SUPPLIED RECORDS →
────────────────────
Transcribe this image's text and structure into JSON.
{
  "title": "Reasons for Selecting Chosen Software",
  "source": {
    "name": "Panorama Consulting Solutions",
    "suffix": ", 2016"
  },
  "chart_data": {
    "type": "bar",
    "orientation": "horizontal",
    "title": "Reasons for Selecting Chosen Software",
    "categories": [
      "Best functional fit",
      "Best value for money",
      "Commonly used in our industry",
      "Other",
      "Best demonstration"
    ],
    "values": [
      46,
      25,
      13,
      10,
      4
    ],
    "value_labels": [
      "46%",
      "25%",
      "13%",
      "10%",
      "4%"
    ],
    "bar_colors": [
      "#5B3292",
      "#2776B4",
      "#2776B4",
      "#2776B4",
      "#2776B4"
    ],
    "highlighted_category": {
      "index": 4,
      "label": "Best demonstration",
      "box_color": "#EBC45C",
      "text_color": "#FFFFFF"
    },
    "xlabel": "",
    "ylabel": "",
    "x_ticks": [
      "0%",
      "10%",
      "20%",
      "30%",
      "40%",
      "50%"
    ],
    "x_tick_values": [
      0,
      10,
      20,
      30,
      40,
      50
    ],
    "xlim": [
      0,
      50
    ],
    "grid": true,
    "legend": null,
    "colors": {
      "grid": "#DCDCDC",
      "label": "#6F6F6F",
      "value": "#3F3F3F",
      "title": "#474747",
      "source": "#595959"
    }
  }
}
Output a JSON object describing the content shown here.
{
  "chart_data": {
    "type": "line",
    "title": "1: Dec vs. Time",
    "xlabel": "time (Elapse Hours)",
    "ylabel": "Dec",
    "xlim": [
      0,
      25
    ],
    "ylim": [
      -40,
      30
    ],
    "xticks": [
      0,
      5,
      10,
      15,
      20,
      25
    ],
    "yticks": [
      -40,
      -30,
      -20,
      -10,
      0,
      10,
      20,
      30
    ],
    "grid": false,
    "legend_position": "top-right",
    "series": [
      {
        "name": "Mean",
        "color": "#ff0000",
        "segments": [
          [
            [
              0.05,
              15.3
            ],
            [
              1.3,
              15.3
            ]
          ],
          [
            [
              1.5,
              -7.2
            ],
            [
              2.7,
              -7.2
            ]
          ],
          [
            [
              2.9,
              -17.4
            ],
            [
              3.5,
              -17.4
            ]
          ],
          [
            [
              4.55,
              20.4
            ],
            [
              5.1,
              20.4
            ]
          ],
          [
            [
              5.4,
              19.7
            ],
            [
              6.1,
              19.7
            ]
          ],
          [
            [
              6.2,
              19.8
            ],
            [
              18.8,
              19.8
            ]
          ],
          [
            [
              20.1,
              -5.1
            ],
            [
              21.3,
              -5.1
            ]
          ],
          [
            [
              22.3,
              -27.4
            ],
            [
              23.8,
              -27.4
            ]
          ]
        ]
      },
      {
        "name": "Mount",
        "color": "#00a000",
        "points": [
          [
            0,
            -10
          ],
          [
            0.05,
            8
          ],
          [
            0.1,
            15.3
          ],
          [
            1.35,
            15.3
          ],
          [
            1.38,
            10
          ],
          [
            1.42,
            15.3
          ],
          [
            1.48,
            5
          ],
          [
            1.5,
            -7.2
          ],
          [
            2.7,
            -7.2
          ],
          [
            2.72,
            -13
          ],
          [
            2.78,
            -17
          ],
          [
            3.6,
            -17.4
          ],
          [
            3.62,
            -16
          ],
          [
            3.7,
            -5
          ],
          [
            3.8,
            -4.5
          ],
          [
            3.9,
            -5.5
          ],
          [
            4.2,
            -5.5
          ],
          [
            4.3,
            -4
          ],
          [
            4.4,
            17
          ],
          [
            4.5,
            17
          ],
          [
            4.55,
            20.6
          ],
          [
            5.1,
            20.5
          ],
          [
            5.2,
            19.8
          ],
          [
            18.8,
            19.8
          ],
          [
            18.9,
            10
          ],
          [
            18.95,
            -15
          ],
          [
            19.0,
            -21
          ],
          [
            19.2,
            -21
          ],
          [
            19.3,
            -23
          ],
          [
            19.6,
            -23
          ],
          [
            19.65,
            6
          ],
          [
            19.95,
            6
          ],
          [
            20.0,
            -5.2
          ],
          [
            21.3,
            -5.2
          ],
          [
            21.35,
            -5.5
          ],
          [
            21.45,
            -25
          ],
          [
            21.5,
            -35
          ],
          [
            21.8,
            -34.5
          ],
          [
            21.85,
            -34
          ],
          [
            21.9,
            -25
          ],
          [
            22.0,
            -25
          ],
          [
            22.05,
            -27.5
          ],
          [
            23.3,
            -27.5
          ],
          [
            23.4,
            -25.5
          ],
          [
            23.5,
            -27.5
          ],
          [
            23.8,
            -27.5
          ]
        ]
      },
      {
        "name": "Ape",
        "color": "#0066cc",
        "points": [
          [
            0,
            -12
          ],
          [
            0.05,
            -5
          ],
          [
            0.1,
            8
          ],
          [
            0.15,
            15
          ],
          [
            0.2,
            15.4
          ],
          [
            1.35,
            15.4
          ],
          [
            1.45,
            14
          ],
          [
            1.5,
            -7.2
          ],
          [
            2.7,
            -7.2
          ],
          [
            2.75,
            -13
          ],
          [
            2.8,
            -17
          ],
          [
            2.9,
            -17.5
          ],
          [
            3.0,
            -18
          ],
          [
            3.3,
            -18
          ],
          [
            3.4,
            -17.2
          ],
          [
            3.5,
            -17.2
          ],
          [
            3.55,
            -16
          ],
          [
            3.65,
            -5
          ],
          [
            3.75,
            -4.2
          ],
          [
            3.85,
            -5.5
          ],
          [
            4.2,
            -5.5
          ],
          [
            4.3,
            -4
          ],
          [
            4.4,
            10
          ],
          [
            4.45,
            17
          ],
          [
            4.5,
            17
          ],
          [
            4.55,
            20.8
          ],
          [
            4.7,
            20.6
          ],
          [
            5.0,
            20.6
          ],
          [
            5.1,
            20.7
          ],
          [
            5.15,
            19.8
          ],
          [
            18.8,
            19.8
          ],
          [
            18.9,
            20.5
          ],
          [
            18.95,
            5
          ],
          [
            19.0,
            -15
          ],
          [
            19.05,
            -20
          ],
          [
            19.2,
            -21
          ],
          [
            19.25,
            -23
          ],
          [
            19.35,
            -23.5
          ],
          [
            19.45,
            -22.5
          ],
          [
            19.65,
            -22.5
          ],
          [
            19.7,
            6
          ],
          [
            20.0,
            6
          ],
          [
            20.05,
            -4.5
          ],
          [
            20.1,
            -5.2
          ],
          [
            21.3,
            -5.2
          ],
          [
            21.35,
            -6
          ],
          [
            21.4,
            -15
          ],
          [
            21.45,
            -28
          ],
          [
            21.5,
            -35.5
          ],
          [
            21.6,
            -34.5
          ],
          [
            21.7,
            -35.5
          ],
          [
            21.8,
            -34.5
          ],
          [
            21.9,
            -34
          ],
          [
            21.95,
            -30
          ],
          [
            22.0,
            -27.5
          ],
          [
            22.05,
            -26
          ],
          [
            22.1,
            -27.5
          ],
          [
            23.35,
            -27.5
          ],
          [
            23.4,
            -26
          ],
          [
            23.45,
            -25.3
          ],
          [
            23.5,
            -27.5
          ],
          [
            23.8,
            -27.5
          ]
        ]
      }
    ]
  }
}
────────────────────
WHAT IS ASKED → Retype the listing above in full, with no alterations.

RESULT FOR THIS EXERCISE →
Transcribe this image's text and structure into JSON.
{
  "title": "Reasons for Selecting Chosen Software",
  "source": {
    "name": "Panorama Consulting Solutions",
    "suffix": ", 2016"
  },
  "chart_data": {
    "type": "bar",
    "orientation": "horizontal",
    "title": "Reasons for Selecting Chosen Software",
    "categories": [
      "Best functional fit",
      "Best value for money",
      "Commonly used in our industry",
      "Other",
      "Best demonstration"
    ],
    "values": [
      46,
      25,
      13,
      10,
      4
    ],
    "value_labels": [
      "46%",
      "25%",
      "13%",
      "10%",
      "4%"
    ],
    "bar_colors": [
      "#5B3292",
      "#2776B4",
      "#2776B4",
      "#2776B4",
      "#2776B4"
    ],
    "highlighted_category": {
      "index": 4,
      "label": "Best demonstration",
      "box_color": "#EBC45C",
      "text_color": "#FFFFFF"
    },
    "xlabel": "",
    "ylabel": "",
    "x_ticks": [
      "0%",
      "10%",
      "20%",
      "30%",
      "40%",
      "50%"
    ],
    "x_tick_values": [
      0,
      10,
      20,
      30,
      40,
      50
    ],
    "xlim": [
      0,
      50
    ],
    "grid": true,
    "legend": null,
    "colors": {
      "grid": "#DCDCDC",
      "label": "#6F6F6F",
      "value": "#3F3F3F",
      "title": "#474747",
      "source": "#595959"
    }
  }
}
Output a JSON object describing the content shown here.
{
  "chart_data": {
    "type": "line",
    "title": "1: Dec vs. Time",
    "xlabel": "time (Elapse Hours)",
    "ylabel": "Dec",
    "xlim": [
      0,
      25
    ],
    "ylim": [
      -40,
      30
    ],
    "xticks": [
      0,
      5,
      10,
      15,
      20,
      25
    ],
    "yticks": [
      -40,
      -30,
      -20,
      -10,
      0,
      10,
      20,
      30
    ],
    "grid": false,
    "legend_position": "top-right",
    "series": [
      {
        "name": "Mean",
        "color": "#ff0000",
        "segments": [
          [
            [
              0.05,
              15.3
            ],
            [
              1.3,
              15.3
            ]
          ],
          [
            [
              1.5,
              -7.2
            ],
            [
              2.7,
              -7.2
            ]
          ],
          [
            [
              2.9,
              -17.4
            ],
            [
              3.5,
              -17.4
            ]
          ],
          [
            [
              4.55,
              20.4
            ],
            [
              5.1,
              20.4
            ]
          ],
          [
            [
              5.4,
              19.7
            ],
            [
              6.1,
              19.7
            ]
          ],
          [
            [
              6.2,
              19.8
            ],
            [
              18.8,
              19.8
            ]
          ],
          [
            [
              20.1,
              -5.1
            ],
            [
              21.3,
              -5.1
            ]
          ],
          [
            [
              22.3,
              -27.4
            ],
            [
              23.8,
              -27.4
            ]
          ]
        ]
      },
      {
        "name": "Mount",
        "color": "#00a000",
        "points": [
          [
            0,
            -10
          ],
          [
            0.05,
            8
          ],
          [
            0.1,
            15.3
          ],
          [
            1.35,
            15.3
          ],
          [
            1.38,
            10
          ],
          [
            1.42,
            15.3
          ],
          [
            1.48,
            5
          ],
          [
            1.5,
            -7.2
          ],
          [
            2.7,
            -7.2
          ],
          [
            2.72,
            -13
          ],
          [
            2.78,
            -17
          ],
          [
            3.6,
            -17.4
          ],
          [
            3.62,
            -16
          ],
          [
            3.7,
            -5
          ],
          [
            3.8,
            -4.5
          ],
          [
            3.9,
            -5.5
          ],
          [
            4.2,
            -5.5
          ],
          [
            4.3,
            -4
          ],
          [
            4.4,
            17
          ],
          [
            4.5,
            17
          ],
          [
            4.55,
            20.6
          ],
          [
            5.1,
            20.5
          ],
          [
            5.2,
            19.8
          ],
          [
            18.8,
            19.8
          ],
          [
            18.9,
            10
          ],
          [
            18.95,
            -15
          ],
          [
            19.0,
            -21
          ],
          [
            19.2,
            -21
          ],
          [
            19.3,
            -23
          ],
          [
            19.6,
            -23
          ],
          [
            19.65,
            6
          ],
          [
            19.95,
            6
          ],
          [
            20.0,
            -5.2
          ],
          [
            21.3,
            -5.2
          ],
          [
            21.35,
            -5.5
          ],
          [
            21.45,
            -25
          ],
          [
            21.5,
            -35
          ],
          [
            21.8,
            -34.5
          ],
          [
            21.85,
            -34
          ],
          [
            21.9,
            -25
          ],
          [
            22.0,
            -25
          ],
          [
            22.05,
            -27.5
          ],
          [
            23.3,
            -27.5
          ],
          [
            23.4,
            -25.5
          ],
          [
            23.5,
            -27.5
          ],
          [
            23.8,
            -27.5
          ]
        ]
      },
      {
        "name": "Ape",
        "color": "#0066cc",
        "points": [
          [
            0,
            -12
          ],
          [
            0.05,
            -5
          ],
          [
            0.1,
            8
          ],
          [
            0.15,
            15
          ],
          [
            0.2,
            15.4
          ],
          [
            1.35,
            15.4
          ],
          [
            1.45,
            14
          ],
          [
            1.5,
            -7.2
          ],
          [
            2.7,
            -7.2
          ],
          [
            2.75,
            -13
          ],
          [
            2.8,
            -17
          ],
          [
            2.9,
            -17.5
          ],
          [
            3.0,
            -18
          ],
          [
            3.3,
            -18
          ],
          [
            3.4,
            -17.2
          ],
          [
            3.5,
            -17.2
          ],
          [
            3.55,
            -16
          ],
          [
            3.65,
            -5
          ],
          [
            3.75,
            -4.2
          ],
          [
            3.85,
            -5.5
          ],
          [
            4.2,
            -5.5
          ],
          [
            4.3,
            -4
          ],
          [
            4.4,
            10
          ],
          [
            4.45,
            17
          ],
          [
            4.5,
            17
          ],
          [
            4.55,
            20.8
          ],
          [
            4.7,
            20.6
          ],
          [
            5.0,
            20.6
          ],
          [
            5.1,
            20.7
          ],
          [
            5.15,
            19.8
          ],
          [
            18.8,
            19.8
          ],
          [
            18.9,
            20.5
          ],
          [
            18.95,
            5
          ],
          [
            19.0,
            -15
          ],
          [
            19.05,
            -20
          ],
          [
            19.2,
            -21
          ],
          [
            19.25,
            -23
          ],
          [
            19.35,
            -23.5
          ],
          [
            19.45,
            -22.5
          ],
          [
            19.65,
            -22.5
          ],
          [
            19.7,
            6
          ],
          [
            20.0,
            6
          ],
          [
            20.05,
            -4.5
          ],
          [
            20.1,
            -5.2
          ],
          [
            21.3,
            -5.2
          ],
          [
            21.35,
            -6
          ],
          [
            21.4,
            -15
          ],
          [
            21.45,
            -28
          ],
          [
            21.5,
            -35.5
          ],
          [
            21.6,
            -34.5
          ],
          [
            21.7,
            -35.5
          ],
          [
            21.8,
            -34.5
          ],
          [
            21.9,
            -34
          ],
          [
            21.95,
            -30
          ],
          [
            22.0,
            -27.5
          ],
          [
            22.05,
            -26
          ],
          [
            22.1,
            -27.5
          ],
          [
            23.35,
            -27.5
          ],
          [
            23.4,
            -26
          ],
          [
            23.45,
            -25.3
          ],
          [
            23.5,
            -27.5
          ],
          [
            23.8,
            -27.5
          ]
        ]
      }
    ]
  }
}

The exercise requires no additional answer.